19 May 2021

Corruptio Optimi

This is a difficult read. To realise that the son of two Servants of God could turn out to be an abuser is shocking. The Cause of both of Vanier's parents, Georges and Pauline, has been introduced.

From Catholic World Report

By Leon J. Podles

The case of Jean Vanier has opened the eyes of France to a secret world of heresy and abuse which the Vatican first encountered in the 1950s. Céline Hoyeau has documented and analyzed this world in La Trahison des Pères (The Betrayal of the Fathers).

France has been shaken by the realization that gifted people have been abusers. Some were known but their abuse was ignored; the pedophile author Gabriel Matzneff, once honored, is now in disgrace. But the worst shock came when Jean Vanier was revealed to be an abuser, Jean Vanier, founder of L’Arche, whose deep sympathy for the handicapped has borne fruit all over the world. He abused young women. His was only the most recent of the religious founders exposed as abusers. The Vatican is investigating seventy new groups whose founders are accused of some type of abuse. But the case of Vanier has opened the eyes of France to a secret world of heresy and abuse which the Vatican first encountered in the 1950s. Céline Hoyeau has documented and analyzed this world in La Trahison des Pères, based on her numerous articles in La Croix.

Abuse is sometimes multi-generational. The source of Vanier’s abuse can be traced back to the first part of the twentieth century. The Philippes were a large Catholic family (twelve children) in the north of France. The father went off to World War I and returned with what we now recognize at post-traumatic stress syndrome. His wife’s brother was Pierre Dehau (1870-1956), a Dominican, who took the name Thomas. He assisted in the restoration of the Dominican order in France and preached that mysticism was for everyone. His studies had made him almost blind, and he went to live with his sister’s family and became the substitute father and the tutor of the children. Dehau made obedience to God the center of Catholic life, and he as spiritual director incarnated God’s will. Dehau preached that the director and the one directed must fuse. Obedience is “to die to one’s personality, to the demands of our reason. Give up our judgment. Be a puppet, a toy of God, to abdicate all our human judgments.” This fusion and this rejection of human judgments could easily have, and did have, pernicious consequences. Of the twelve children, eight entered religious life or the priesthood, five to the Dominicans alone. One of the priests eventually had his ordination annulled on the grounds of family pressure.

**Records provided**
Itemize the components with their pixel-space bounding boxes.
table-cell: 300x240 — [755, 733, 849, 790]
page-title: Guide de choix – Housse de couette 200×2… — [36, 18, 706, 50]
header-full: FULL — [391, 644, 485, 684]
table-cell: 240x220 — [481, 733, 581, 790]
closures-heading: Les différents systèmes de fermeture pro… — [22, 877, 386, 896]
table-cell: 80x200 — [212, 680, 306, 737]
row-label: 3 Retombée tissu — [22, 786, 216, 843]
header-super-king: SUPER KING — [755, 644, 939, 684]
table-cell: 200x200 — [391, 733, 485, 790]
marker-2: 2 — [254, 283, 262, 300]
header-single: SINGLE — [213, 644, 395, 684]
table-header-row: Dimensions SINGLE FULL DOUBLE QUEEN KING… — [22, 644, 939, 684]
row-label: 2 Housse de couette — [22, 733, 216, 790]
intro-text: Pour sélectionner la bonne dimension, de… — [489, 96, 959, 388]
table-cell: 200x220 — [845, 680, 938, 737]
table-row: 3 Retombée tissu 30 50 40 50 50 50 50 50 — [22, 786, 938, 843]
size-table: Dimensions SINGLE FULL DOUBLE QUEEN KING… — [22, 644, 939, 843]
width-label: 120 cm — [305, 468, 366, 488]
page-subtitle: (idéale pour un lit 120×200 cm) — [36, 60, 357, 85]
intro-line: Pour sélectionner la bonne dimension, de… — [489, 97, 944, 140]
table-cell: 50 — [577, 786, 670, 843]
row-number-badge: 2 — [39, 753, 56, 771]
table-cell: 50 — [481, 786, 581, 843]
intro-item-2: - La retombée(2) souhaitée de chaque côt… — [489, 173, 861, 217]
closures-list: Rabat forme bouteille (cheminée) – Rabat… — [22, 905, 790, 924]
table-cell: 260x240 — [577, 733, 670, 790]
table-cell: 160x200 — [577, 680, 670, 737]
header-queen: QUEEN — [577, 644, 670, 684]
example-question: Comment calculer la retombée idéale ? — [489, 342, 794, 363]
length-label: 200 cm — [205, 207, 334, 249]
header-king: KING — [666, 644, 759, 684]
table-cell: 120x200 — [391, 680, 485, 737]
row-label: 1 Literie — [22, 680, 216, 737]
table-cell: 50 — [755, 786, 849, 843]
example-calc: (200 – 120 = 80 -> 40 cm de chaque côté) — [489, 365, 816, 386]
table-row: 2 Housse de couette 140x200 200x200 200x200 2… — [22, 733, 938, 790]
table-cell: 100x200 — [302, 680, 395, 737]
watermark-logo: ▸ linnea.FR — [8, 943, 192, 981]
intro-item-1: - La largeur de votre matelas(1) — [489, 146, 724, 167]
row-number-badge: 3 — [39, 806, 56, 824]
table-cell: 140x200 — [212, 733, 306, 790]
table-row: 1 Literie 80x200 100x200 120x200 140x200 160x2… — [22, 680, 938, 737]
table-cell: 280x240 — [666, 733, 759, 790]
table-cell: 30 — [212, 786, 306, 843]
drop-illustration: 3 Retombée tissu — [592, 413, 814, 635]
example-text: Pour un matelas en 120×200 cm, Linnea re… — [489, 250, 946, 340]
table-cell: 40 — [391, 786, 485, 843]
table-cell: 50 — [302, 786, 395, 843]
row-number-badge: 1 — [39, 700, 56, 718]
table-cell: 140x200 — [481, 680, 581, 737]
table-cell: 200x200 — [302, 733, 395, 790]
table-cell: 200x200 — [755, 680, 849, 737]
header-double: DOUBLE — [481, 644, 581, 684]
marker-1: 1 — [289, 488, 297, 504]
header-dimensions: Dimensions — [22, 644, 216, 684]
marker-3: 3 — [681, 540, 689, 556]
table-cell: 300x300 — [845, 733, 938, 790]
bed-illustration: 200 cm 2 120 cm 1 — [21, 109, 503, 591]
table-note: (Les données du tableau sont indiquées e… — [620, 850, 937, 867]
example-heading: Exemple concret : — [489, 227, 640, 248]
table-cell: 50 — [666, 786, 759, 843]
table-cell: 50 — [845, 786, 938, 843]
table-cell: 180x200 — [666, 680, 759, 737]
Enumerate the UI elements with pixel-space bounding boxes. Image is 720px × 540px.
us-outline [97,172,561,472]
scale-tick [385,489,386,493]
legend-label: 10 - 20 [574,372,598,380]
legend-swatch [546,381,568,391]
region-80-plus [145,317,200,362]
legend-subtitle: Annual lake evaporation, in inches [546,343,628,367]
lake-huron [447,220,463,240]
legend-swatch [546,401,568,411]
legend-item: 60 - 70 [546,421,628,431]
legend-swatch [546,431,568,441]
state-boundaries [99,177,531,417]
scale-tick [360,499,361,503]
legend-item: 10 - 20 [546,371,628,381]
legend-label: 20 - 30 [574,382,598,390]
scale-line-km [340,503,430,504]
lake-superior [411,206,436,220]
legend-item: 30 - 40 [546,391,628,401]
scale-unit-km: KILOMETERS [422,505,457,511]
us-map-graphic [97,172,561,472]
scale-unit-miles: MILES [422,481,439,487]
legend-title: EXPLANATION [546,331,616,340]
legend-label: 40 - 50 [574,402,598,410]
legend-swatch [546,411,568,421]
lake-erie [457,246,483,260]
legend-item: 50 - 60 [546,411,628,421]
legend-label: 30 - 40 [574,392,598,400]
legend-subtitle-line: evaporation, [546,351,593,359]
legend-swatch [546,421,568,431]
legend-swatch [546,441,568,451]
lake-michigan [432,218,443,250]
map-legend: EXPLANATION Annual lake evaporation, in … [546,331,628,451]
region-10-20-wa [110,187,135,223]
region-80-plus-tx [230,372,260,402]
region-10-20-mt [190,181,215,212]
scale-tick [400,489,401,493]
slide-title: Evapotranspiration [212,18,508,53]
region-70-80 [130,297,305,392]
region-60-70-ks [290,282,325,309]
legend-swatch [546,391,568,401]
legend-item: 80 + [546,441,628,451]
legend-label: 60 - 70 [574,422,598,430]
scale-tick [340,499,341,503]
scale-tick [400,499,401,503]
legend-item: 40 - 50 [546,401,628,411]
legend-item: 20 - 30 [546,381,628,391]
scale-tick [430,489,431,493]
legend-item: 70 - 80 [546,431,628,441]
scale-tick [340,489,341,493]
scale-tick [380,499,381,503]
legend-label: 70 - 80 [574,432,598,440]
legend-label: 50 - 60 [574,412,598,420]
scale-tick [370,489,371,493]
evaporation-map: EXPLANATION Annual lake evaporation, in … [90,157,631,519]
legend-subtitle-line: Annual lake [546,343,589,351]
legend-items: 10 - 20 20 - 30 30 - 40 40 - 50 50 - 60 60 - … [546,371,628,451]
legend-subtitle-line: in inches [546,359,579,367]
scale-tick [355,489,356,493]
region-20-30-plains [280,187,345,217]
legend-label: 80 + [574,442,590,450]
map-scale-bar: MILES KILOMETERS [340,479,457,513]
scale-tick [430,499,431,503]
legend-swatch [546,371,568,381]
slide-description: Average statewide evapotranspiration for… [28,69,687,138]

**Task requirements**
#1 Decide whether each statement agrees with the article on Jean Vanier above, answering yes or no and quoting the deciding words of the article: (a) The Vatican is investigating seventy new groups whose founders face abuse accusations. (b) The Philippe family had ten children. (c) Pierre Dehau took the name Thomas.
#2 Please resume the article on Jean Vanier after its final sentence.

**Task answers**
#1
(a) Yes: "The Vatican is investigating seventy new groups whose founders are accused of some type of abuse."
(b) No: "The Philippes were a large Catholic family (twelve children) in the north of France."
(c) Yes: "His wife’s brother was Pierre Dehau (1870-1956), a Dominican, who took the name Thomas."

#2
Dehau developed an idiosyncratic and perhaps destructive interpretation of Thomas Aquinas. His influence on the children was bad. He was investigated by the Holy Office in the 1950s (as we shall see) but because of his age and illness was given only a warning. The files of his case remain closed, so we do not know whether his teaching or his actions, or both, were the cause of his punishment.

Henri Philippe (1912-2006) entered the Dominicans and took the name Marie-Dominique. In 1938 in Rome had an “illumination” in which he had a mystical marriage with the Virgin Mary. His teaching, according to his victims, stressed the physical union of Jesus and Mary to the point of blasphemy. His brother Jean Marie Joseph (1905-1993) also entered the Dominicans and took the name Thomas.

Immediately after World War II, Thomas Philippe, following the stress his mentor Dehau had placed on contemplation, founded a center, L’Eau vive, (The Living Water, the name of one of Dehau’s books) for the study of spirituality. It attracted Catholic luminaries, including Jacques and Raissa Maritain. In 1950 the twenty-two-year-old Jean Vanier arrived at the center and developed an intimate relationship (which was also physical, according to Antoine Paoli, spiritual director of L’Arche) with Philippe.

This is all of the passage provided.